▶ _Problem to solve_: Rewrite the entries from the line with "svg-text:1.25MM BONE: 1.25MM BONE — [375, 364, 411, 370]" up to and including the line with "svg-text:A: A — [326, 78, 331, 84]", substituting "2.50MM BONE" for each "1.25MM BONE" and leaving everything else as it is.

▶ _Supplied material_:
(begin)
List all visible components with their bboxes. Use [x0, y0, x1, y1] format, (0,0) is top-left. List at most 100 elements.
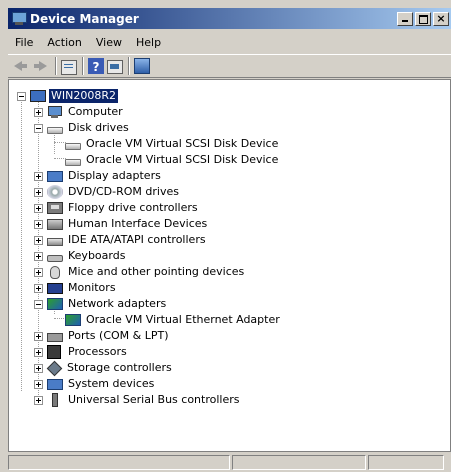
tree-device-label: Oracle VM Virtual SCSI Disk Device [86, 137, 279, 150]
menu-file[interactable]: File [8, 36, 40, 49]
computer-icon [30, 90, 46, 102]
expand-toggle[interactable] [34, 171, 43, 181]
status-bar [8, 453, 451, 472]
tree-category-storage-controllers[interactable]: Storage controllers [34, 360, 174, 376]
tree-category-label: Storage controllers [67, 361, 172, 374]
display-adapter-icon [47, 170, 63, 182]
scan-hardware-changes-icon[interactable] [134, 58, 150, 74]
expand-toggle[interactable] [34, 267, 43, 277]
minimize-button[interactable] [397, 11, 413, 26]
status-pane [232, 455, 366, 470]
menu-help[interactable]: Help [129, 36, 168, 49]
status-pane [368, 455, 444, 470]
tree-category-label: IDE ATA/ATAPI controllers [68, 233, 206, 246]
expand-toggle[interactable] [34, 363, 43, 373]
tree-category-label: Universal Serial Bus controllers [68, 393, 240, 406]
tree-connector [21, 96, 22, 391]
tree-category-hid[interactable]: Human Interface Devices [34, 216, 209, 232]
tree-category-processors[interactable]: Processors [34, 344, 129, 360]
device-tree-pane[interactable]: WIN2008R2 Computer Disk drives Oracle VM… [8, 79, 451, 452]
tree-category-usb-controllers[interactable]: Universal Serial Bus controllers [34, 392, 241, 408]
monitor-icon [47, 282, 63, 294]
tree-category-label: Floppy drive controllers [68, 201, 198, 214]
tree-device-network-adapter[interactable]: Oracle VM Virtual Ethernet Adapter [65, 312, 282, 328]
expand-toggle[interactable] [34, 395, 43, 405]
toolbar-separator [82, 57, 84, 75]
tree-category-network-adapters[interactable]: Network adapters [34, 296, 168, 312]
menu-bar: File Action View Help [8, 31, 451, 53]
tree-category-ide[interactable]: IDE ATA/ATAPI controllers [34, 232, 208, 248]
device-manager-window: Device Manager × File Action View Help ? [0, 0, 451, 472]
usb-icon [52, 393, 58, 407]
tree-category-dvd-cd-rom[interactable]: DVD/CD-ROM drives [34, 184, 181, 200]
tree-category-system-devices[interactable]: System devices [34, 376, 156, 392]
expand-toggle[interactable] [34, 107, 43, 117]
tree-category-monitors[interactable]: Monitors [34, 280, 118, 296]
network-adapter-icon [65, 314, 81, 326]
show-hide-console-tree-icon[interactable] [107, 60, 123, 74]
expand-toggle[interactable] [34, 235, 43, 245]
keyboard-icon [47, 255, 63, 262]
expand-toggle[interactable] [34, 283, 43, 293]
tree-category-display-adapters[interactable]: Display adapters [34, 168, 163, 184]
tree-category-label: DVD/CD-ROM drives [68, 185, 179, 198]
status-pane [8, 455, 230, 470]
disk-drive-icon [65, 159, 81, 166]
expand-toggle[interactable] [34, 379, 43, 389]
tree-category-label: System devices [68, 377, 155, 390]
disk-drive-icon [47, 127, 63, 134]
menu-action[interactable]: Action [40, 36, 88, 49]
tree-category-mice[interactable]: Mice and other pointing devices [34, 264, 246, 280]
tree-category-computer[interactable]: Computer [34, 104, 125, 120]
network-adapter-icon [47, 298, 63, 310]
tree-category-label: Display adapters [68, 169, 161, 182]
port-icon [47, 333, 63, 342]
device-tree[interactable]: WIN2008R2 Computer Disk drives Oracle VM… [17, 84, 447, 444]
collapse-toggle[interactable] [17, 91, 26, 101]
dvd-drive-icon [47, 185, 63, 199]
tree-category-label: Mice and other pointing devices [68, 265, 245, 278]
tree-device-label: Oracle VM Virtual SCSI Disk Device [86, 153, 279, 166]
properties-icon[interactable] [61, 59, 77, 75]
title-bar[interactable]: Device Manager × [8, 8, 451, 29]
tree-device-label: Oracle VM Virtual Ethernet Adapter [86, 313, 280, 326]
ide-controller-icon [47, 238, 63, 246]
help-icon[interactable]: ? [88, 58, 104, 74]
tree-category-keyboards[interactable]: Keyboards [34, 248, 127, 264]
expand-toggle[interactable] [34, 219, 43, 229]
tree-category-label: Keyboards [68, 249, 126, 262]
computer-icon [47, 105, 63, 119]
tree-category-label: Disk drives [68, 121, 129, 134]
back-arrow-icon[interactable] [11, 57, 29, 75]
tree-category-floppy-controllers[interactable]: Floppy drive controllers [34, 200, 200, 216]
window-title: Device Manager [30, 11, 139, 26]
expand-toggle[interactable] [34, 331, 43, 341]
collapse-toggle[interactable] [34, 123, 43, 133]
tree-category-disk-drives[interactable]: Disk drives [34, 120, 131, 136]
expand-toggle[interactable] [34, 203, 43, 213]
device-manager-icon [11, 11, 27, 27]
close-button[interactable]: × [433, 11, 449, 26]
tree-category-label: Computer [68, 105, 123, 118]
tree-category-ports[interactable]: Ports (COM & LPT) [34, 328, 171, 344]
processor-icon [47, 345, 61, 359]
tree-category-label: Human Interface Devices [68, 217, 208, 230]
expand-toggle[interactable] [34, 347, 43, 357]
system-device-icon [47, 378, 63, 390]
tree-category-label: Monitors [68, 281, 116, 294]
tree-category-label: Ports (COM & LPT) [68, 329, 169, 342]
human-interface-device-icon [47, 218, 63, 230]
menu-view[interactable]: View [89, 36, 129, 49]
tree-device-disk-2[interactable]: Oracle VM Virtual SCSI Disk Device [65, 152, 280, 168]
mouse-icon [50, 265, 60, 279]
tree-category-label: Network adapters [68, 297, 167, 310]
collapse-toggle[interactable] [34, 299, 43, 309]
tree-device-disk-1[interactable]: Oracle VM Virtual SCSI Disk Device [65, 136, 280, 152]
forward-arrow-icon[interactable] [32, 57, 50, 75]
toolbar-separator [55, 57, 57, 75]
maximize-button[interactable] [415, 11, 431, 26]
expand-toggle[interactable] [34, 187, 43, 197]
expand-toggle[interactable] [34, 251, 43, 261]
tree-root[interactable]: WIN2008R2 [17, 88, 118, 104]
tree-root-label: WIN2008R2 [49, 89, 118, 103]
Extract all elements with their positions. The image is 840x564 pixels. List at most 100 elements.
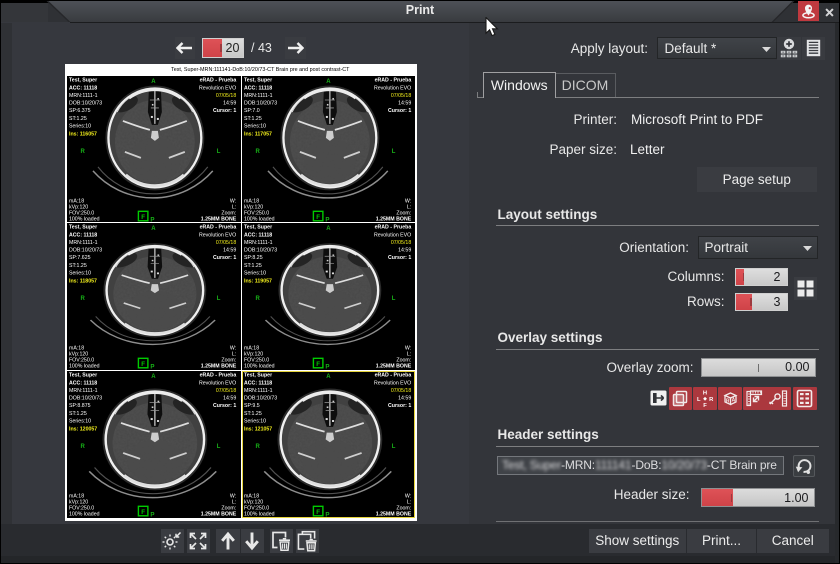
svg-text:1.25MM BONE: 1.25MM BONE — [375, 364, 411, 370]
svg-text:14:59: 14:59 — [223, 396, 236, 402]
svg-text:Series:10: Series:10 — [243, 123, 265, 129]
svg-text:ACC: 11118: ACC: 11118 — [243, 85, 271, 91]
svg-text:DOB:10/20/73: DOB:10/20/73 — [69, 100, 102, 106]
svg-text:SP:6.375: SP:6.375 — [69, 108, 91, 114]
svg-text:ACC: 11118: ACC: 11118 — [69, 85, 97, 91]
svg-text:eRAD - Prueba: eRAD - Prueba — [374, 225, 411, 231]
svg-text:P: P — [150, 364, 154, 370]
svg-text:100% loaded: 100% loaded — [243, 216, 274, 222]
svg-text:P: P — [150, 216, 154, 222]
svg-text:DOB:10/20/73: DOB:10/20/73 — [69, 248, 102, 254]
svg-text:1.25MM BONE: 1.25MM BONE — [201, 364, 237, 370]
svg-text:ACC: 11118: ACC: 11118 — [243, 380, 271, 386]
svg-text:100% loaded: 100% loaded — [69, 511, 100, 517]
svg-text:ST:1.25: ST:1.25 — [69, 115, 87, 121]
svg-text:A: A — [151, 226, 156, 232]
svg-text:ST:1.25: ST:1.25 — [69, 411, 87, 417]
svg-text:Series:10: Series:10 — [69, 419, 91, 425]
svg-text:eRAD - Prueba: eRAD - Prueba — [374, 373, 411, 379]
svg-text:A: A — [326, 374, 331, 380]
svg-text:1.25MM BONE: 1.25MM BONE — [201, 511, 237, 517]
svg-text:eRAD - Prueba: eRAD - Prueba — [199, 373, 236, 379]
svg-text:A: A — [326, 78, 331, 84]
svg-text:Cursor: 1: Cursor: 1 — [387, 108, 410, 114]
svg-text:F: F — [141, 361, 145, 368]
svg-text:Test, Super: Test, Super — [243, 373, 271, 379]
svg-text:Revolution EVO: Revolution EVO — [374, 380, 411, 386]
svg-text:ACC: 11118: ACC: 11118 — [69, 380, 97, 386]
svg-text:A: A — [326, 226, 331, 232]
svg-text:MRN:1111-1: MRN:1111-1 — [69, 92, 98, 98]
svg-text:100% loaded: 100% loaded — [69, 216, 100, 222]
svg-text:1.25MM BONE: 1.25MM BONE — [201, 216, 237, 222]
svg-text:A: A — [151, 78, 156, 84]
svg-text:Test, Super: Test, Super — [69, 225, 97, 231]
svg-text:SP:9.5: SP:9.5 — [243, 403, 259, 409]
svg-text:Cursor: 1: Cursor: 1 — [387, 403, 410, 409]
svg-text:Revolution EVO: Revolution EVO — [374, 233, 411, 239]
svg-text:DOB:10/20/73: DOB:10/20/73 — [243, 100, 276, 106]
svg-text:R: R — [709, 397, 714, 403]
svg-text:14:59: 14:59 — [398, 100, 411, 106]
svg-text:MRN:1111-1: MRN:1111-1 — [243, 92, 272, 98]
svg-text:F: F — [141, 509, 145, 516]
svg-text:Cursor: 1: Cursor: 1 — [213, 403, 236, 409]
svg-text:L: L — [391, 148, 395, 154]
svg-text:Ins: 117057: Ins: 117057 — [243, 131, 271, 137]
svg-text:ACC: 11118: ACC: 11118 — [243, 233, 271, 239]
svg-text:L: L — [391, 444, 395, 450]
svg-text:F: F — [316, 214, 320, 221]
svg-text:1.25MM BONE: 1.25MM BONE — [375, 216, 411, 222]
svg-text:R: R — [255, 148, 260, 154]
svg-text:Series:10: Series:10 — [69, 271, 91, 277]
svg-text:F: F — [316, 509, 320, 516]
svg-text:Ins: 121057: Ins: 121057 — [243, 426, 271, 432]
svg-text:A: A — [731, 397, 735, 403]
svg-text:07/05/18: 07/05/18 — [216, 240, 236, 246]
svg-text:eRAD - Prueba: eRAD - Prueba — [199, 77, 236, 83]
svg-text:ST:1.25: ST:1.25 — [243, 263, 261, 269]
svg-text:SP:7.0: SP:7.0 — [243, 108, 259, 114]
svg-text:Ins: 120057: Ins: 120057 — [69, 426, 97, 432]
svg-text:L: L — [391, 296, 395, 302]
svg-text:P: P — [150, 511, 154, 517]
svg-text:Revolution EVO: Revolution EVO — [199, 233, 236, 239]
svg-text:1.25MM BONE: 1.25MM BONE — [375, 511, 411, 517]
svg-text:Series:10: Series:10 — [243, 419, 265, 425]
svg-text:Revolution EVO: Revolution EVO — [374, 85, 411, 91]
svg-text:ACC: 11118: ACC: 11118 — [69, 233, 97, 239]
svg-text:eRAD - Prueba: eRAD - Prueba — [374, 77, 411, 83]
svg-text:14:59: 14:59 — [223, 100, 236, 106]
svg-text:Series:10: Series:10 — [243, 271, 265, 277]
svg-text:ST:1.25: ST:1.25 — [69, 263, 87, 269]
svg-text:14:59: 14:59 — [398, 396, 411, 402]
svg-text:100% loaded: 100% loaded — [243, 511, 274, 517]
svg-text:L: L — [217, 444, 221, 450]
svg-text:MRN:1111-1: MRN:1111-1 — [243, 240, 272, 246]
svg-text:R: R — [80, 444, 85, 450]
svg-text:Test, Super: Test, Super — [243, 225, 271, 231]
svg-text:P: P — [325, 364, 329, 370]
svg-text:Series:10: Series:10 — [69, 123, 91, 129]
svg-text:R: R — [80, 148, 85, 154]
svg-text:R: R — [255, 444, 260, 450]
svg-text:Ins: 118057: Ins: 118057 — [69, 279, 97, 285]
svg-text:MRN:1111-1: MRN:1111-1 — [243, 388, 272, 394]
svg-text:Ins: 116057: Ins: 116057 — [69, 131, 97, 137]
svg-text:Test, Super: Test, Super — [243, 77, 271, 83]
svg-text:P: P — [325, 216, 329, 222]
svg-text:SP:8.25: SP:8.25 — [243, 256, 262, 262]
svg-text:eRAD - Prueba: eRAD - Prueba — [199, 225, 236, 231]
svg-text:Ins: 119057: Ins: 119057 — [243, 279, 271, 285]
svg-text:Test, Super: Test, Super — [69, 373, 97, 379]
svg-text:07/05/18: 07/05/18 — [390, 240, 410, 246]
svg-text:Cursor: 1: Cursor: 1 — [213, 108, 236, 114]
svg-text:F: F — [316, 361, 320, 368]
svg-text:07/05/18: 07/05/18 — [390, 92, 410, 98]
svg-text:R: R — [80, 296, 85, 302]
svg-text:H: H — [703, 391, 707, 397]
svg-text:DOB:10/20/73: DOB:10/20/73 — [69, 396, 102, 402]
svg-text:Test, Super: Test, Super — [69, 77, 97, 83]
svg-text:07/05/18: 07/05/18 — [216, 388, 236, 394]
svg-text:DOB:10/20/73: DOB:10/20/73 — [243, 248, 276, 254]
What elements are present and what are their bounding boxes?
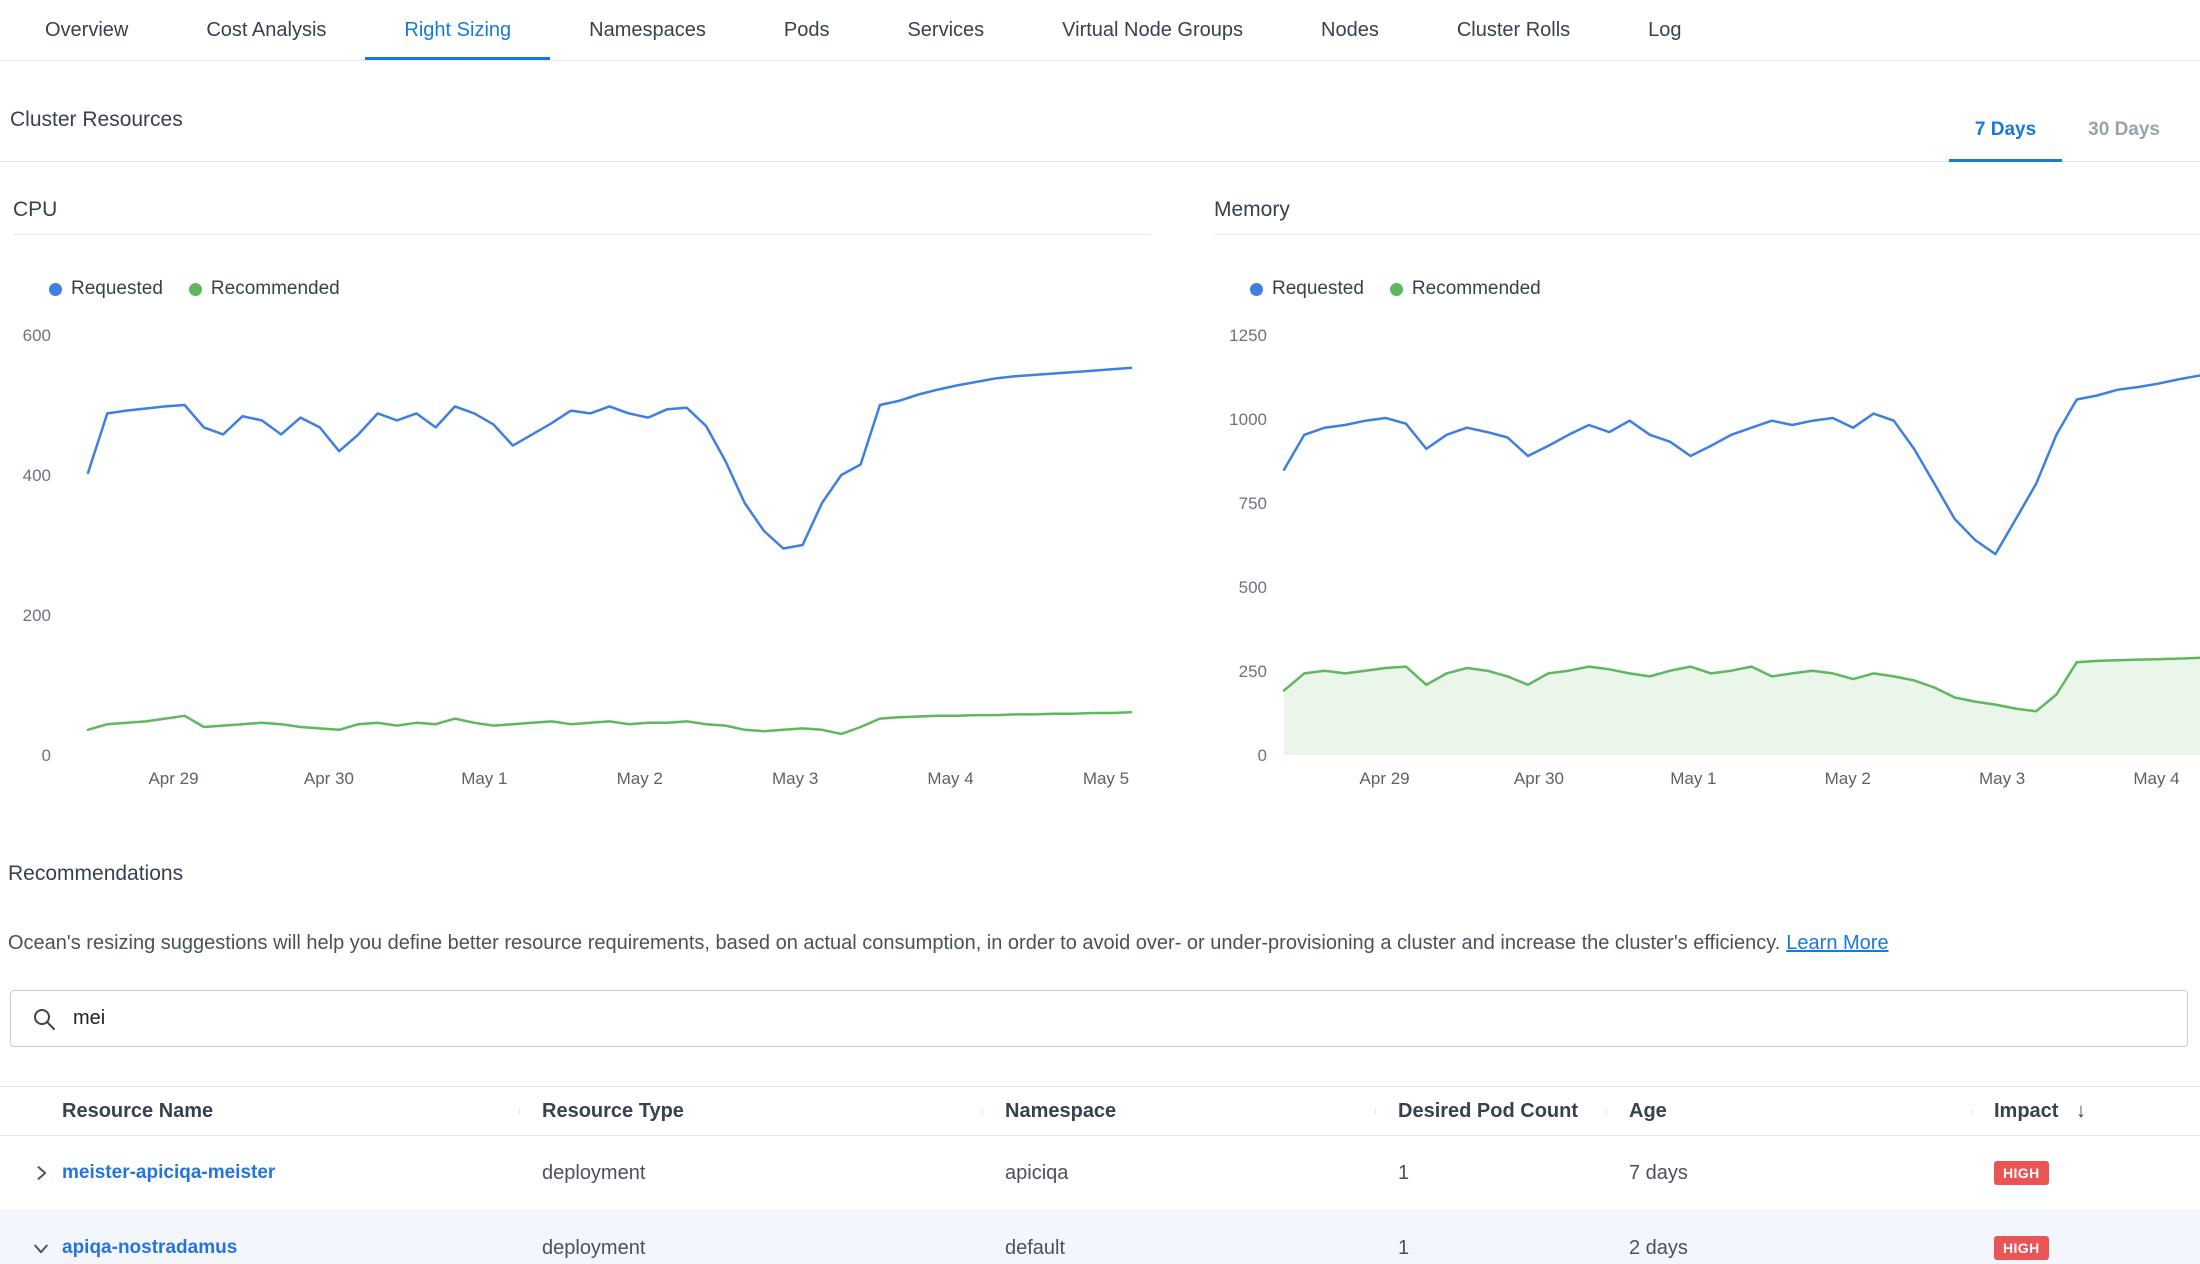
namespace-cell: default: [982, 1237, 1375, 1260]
(end)
▶ _Reply_:
svg-text:2.50MM BONE: 2.50MM BONE — [375, 364, 411, 370]
svg-text:14:59: 14:59 — [223, 396, 236, 402]
svg-text:Series:10: Series:10 — [243, 123, 265, 129]
svg-text:ACC: 11118: ACC: 11118 — [243, 85, 271, 91]
svg-text:DOB:10/20/73: DOB:10/20/73 — [69, 100, 102, 106]
svg-text:SP:6.375: SP:6.375 — [69, 108, 91, 114]
svg-text:ACC: 11118: ACC: 11118 — [69, 85, 97, 91]
svg-text:eRAD - Prueba: eRAD - Prueba — [374, 225, 411, 231]
svg-text:P: P — [150, 364, 154, 370]
svg-text:100% loaded: 100% loaded — [243, 216, 274, 222]
svg-text:P: P — [150, 216, 154, 222]
svg-text:DOB:10/20/73: DOB:10/20/73 — [69, 248, 102, 254]
svg-text:2.50MM BONE: 2.50MM BONE — [201, 364, 237, 370]
svg-text:ACC: 11118: ACC: 11118 — [243, 380, 271, 386]
svg-text:100% loaded: 100% loaded — [69, 511, 100, 517]
svg-text:ST:1.25: ST:1.25 — [69, 115, 87, 121]
svg-text:A: A — [151, 226, 156, 232]
svg-text:ST:1.25: ST:1.25 — [69, 411, 87, 417]
svg-text:Series:10: Series:10 — [69, 419, 91, 425]
svg-text:eRAD - Prueba: eRAD - Prueba — [374, 373, 411, 379]
svg-text:A: A — [326, 374, 331, 380]
svg-text:2.50MM BONE: 2.50MM BONE — [201, 511, 237, 517]
svg-text:eRAD - Prueba: eRAD - Prueba — [199, 373, 236, 379]
svg-text:A: A — [326, 78, 331, 84]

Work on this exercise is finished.